* Directive:
Copy all the entries below exactly, but not the pictures.

* Supplied records:
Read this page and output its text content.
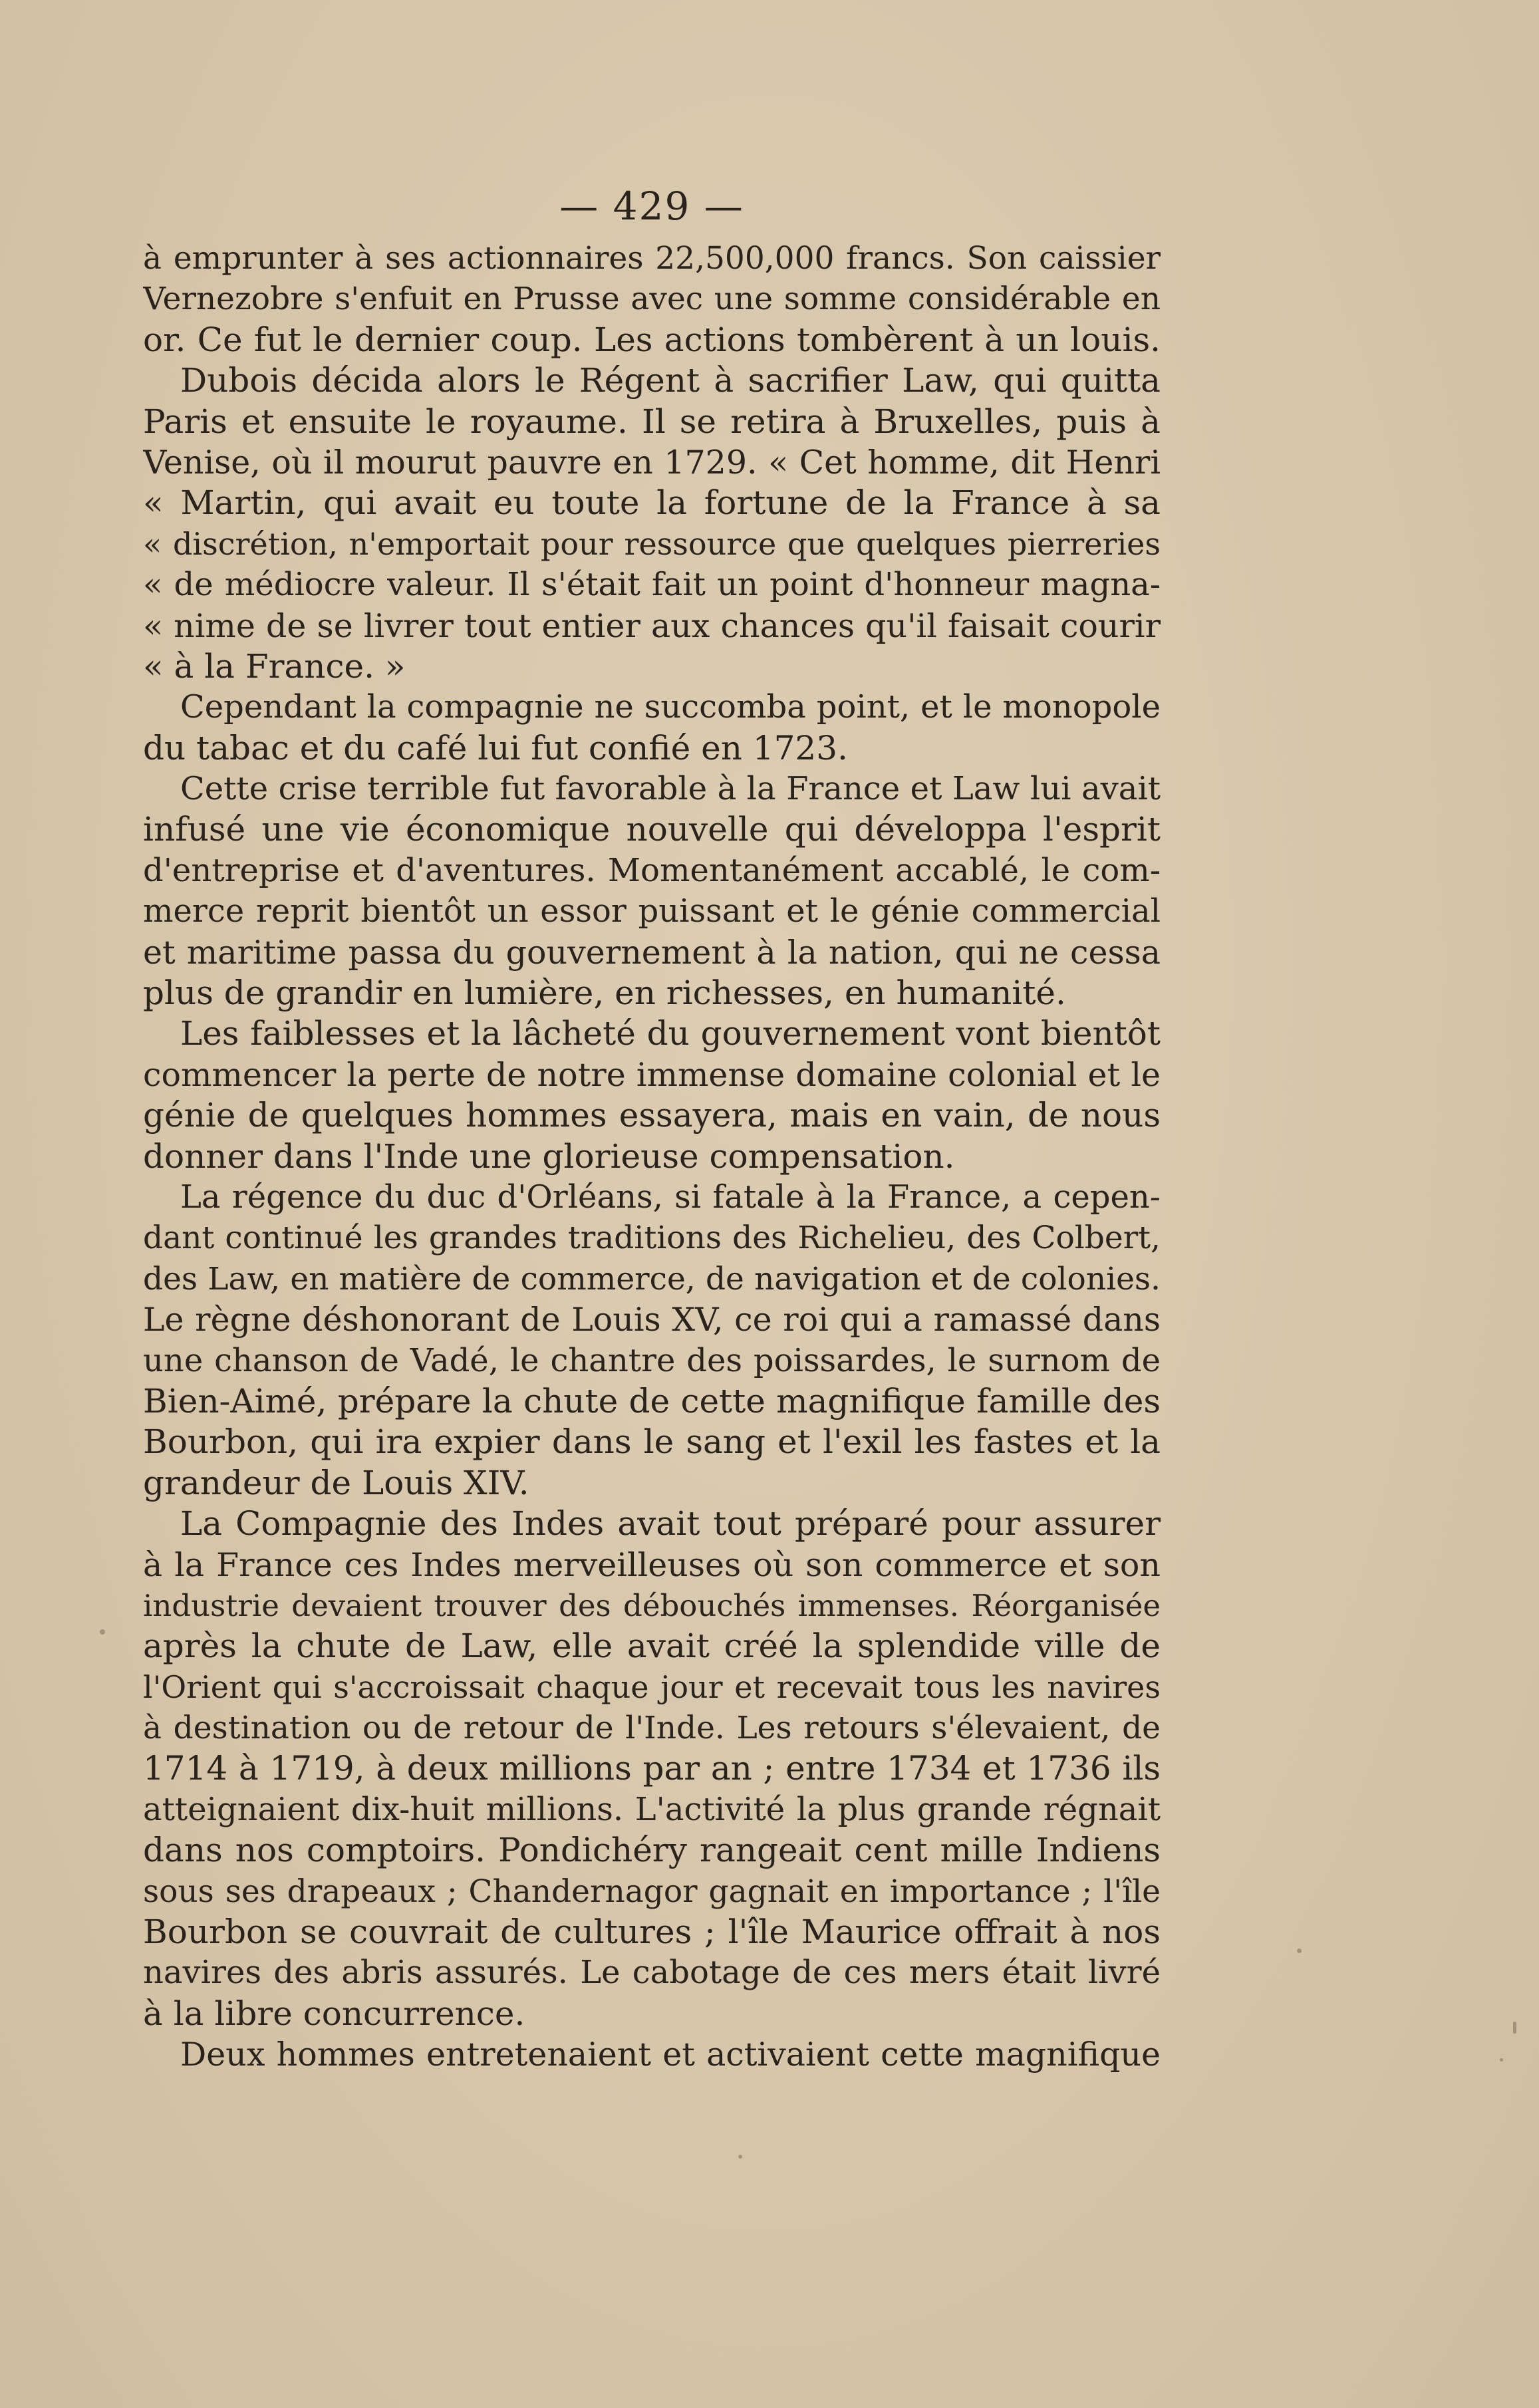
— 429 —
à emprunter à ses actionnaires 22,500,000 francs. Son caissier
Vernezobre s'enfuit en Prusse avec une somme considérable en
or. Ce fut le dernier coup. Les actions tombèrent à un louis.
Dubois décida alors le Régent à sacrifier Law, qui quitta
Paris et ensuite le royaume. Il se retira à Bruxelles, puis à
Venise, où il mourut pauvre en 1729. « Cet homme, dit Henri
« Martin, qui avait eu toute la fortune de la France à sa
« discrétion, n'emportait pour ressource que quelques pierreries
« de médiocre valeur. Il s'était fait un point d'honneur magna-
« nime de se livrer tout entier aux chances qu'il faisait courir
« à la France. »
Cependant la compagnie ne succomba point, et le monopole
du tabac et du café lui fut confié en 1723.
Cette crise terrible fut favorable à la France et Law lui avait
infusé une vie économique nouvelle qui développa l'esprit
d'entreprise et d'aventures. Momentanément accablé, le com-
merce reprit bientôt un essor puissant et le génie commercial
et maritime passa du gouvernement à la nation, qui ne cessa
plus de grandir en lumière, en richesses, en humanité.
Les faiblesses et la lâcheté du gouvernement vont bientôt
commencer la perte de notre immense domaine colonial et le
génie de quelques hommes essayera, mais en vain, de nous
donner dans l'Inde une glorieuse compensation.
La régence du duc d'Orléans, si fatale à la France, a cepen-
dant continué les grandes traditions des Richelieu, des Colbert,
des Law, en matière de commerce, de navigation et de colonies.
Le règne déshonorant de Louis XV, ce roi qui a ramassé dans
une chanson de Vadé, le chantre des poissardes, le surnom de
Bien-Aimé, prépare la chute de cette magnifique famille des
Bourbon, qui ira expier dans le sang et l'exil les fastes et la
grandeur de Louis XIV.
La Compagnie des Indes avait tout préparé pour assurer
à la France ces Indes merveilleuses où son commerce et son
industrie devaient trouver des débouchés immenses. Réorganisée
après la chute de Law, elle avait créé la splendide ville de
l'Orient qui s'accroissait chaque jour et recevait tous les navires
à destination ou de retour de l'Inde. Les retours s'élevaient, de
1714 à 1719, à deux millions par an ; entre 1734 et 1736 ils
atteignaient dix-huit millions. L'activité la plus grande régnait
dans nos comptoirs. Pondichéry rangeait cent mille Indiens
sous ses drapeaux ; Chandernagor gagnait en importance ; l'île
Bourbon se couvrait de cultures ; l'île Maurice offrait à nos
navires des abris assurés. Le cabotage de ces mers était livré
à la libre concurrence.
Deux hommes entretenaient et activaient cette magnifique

* Result of this task:
Read this page and output its text content.
— 429 —
à emprunter à ses actionnaires 22,500,000 francs. Son caissier
Vernezobre s'enfuit en Prusse avec une somme considérable en
or. Ce fut le dernier coup. Les actions tombèrent à un louis.
Dubois décida alors le Régent à sacrifier Law, qui quitta
Paris et ensuite le royaume. Il se retira à Bruxelles, puis à
Venise, où il mourut pauvre en 1729. « Cet homme, dit Henri
« Martin, qui avait eu toute la fortune de la France à sa
« discrétion, n'emportait pour ressource que quelques pierreries
« de médiocre valeur. Il s'était fait un point d'honneur magna-
« nime de se livrer tout entier aux chances qu'il faisait courir
« à la France. »
Cependant la compagnie ne succomba point, et le monopole
du tabac et du café lui fut confié en 1723.
Cette crise terrible fut favorable à la France et Law lui avait
infusé une vie économique nouvelle qui développa l'esprit
d'entreprise et d'aventures. Momentanément accablé, le com-
merce reprit bientôt un essor puissant et le génie commercial
et maritime passa du gouvernement à la nation, qui ne cessa
plus de grandir en lumière, en richesses, en humanité.
Les faiblesses et la lâcheté du gouvernement vont bientôt
commencer la perte de notre immense domaine colonial et le
génie de quelques hommes essayera, mais en vain, de nous
donner dans l'Inde une glorieuse compensation.
La régence du duc d'Orléans, si fatale à la France, a cepen-
dant continué les grandes traditions des Richelieu, des Colbert,
des Law, en matière de commerce, de navigation et de colonies.
Le règne déshonorant de Louis XV, ce roi qui a ramassé dans
une chanson de Vadé, le chantre des poissardes, le surnom de
Bien-Aimé, prépare la chute de cette magnifique famille des
Bourbon, qui ira expier dans le sang et l'exil les fastes et la
grandeur de Louis XIV.
La Compagnie des Indes avait tout préparé pour assurer
à la France ces Indes merveilleuses où son commerce et son
industrie devaient trouver des débouchés immenses. Réorganisée
après la chute de Law, elle avait créé la splendide ville de
l'Orient qui s'accroissait chaque jour et recevait tous les navires
à destination ou de retour de l'Inde. Les retours s'élevaient, de
1714 à 1719, à deux millions par an ; entre 1734 et 1736 ils
atteignaient dix-huit millions. L'activité la plus grande régnait
dans nos comptoirs. Pondichéry rangeait cent mille Indiens
sous ses drapeaux ; Chandernagor gagnait en importance ; l'île
Bourbon se couvrait de cultures ; l'île Maurice offrait à nos
navires des abris assurés. Le cabotage de ces mers était livré
à la libre concurrence.
Deux hommes entretenaient et activaient cette magnifique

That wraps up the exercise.